● EXERCISE BRIEF
Write out every line of the material exactly as it appears.

● DATA FOR PROCESSING
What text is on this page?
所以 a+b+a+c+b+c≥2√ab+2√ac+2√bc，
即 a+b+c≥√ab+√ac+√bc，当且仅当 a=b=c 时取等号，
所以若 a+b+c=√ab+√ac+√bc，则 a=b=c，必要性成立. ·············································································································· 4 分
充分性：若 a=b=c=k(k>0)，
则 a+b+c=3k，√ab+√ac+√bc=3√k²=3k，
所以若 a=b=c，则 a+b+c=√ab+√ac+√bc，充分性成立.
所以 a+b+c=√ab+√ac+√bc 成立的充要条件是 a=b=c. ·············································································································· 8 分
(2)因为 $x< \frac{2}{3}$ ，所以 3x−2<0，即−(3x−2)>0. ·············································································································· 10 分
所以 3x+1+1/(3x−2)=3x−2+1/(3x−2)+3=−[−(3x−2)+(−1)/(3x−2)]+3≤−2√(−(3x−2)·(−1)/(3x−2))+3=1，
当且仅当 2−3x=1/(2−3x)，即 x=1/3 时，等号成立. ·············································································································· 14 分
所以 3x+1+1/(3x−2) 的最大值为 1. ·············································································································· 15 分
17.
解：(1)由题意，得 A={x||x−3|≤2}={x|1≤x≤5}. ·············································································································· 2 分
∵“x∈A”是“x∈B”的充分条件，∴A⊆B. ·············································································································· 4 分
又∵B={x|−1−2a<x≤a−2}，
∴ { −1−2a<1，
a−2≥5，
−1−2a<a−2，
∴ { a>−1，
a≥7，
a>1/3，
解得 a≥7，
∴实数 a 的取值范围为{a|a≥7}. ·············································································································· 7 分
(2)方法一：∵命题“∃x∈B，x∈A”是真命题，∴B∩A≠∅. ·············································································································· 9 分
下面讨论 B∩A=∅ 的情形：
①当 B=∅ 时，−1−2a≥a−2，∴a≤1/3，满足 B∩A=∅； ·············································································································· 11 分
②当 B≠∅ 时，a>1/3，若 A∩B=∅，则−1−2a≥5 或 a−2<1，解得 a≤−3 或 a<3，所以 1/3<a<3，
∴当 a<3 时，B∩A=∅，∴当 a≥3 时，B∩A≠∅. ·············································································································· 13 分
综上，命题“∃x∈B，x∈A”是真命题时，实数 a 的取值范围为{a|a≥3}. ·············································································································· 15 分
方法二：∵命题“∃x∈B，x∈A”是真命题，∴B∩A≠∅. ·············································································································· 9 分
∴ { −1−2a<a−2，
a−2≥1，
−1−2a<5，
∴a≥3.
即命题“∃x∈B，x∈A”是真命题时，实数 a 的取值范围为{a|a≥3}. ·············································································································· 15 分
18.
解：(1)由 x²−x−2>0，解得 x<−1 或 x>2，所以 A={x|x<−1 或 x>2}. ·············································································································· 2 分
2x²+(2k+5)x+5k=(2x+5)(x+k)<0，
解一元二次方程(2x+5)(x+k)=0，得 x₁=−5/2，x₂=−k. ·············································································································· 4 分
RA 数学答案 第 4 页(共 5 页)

● COMPLETE OUTPUT
What text is on this page?
所以 a+b+a+c+b+c≥2√ab+2√ac+2√bc，
即 a+b+c≥√ab+√ac+√bc，当且仅当 a=b=c 时取等号，
所以若 a+b+c=√ab+√ac+√bc，则 a=b=c，必要性成立. ·············································································································· 4 分
充分性：若 a=b=c=k(k>0)，
则 a+b+c=3k，√ab+√ac+√bc=3√k²=3k，
所以若 a=b=c，则 a+b+c=√ab+√ac+√bc，充分性成立.
所以 a+b+c=√ab+√ac+√bc 成立的充要条件是 a=b=c. ·············································································································· 8 分
(2)因为 $x< \frac{2}{3}$ ，所以 3x−2<0，即−(3x−2)>0. ·············································································································· 10 分
所以 3x+1+1/(3x−2)=3x−2+1/(3x−2)+3=−[−(3x−2)+(−1)/(3x−2)]+3≤−2√(−(3x−2)·(−1)/(3x−2))+3=1，
当且仅当 2−3x=1/(2−3x)，即 x=1/3 时，等号成立. ·············································································································· 14 分
所以 3x+1+1/(3x−2) 的最大值为 1. ·············································································································· 15 分
17.
解：(1)由题意，得 A={x||x−3|≤2}={x|1≤x≤5}. ·············································································································· 2 分
∵“x∈A”是“x∈B”的充分条件，∴A⊆B. ·············································································································· 4 分
又∵B={x|−1−2a<x≤a−2}，
∴ { −1−2a<1，
a−2≥5，
−1−2a<a−2，
∴ { a>−1，
a≥7，
a>1/3，
解得 a≥7，
∴实数 a 的取值范围为{a|a≥7}. ·············································································································· 7 分
(2)方法一：∵命题“∃x∈B，x∈A”是真命题，∴B∩A≠∅. ·············································································································· 9 分
下面讨论 B∩A=∅ 的情形：
①当 B=∅ 时，−1−2a≥a−2，∴a≤1/3，满足 B∩A=∅； ·············································································································· 11 分
②当 B≠∅ 时，a>1/3，若 A∩B=∅，则−1−2a≥5 或 a−2<1，解得 a≤−3 或 a<3，所以 1/3<a<3，
∴当 a<3 时，B∩A=∅，∴当 a≥3 时，B∩A≠∅. ·············································································································· 13 分
综上，命题“∃x∈B，x∈A”是真命题时，实数 a 的取值范围为{a|a≥3}. ·············································································································· 15 分
方法二：∵命题“∃x∈B，x∈A”是真命题，∴B∩A≠∅. ·············································································································· 9 分
∴ { −1−2a<a−2，
a−2≥1，
−1−2a<5，
∴a≥3.
即命题“∃x∈B，x∈A”是真命题时，实数 a 的取值范围为{a|a≥3}. ·············································································································· 15 分
18.
解：(1)由 x²−x−2>0，解得 x<−1 或 x>2，所以 A={x|x<−1 或 x>2}. ·············································································································· 2 分
2x²+(2k+5)x+5k=(2x+5)(x+k)<0，
解一元二次方程(2x+5)(x+k)=0，得 x₁=−5/2，x₂=−k. ·············································································································· 4 分
RA 数学答案 第 4 页(共 5 页)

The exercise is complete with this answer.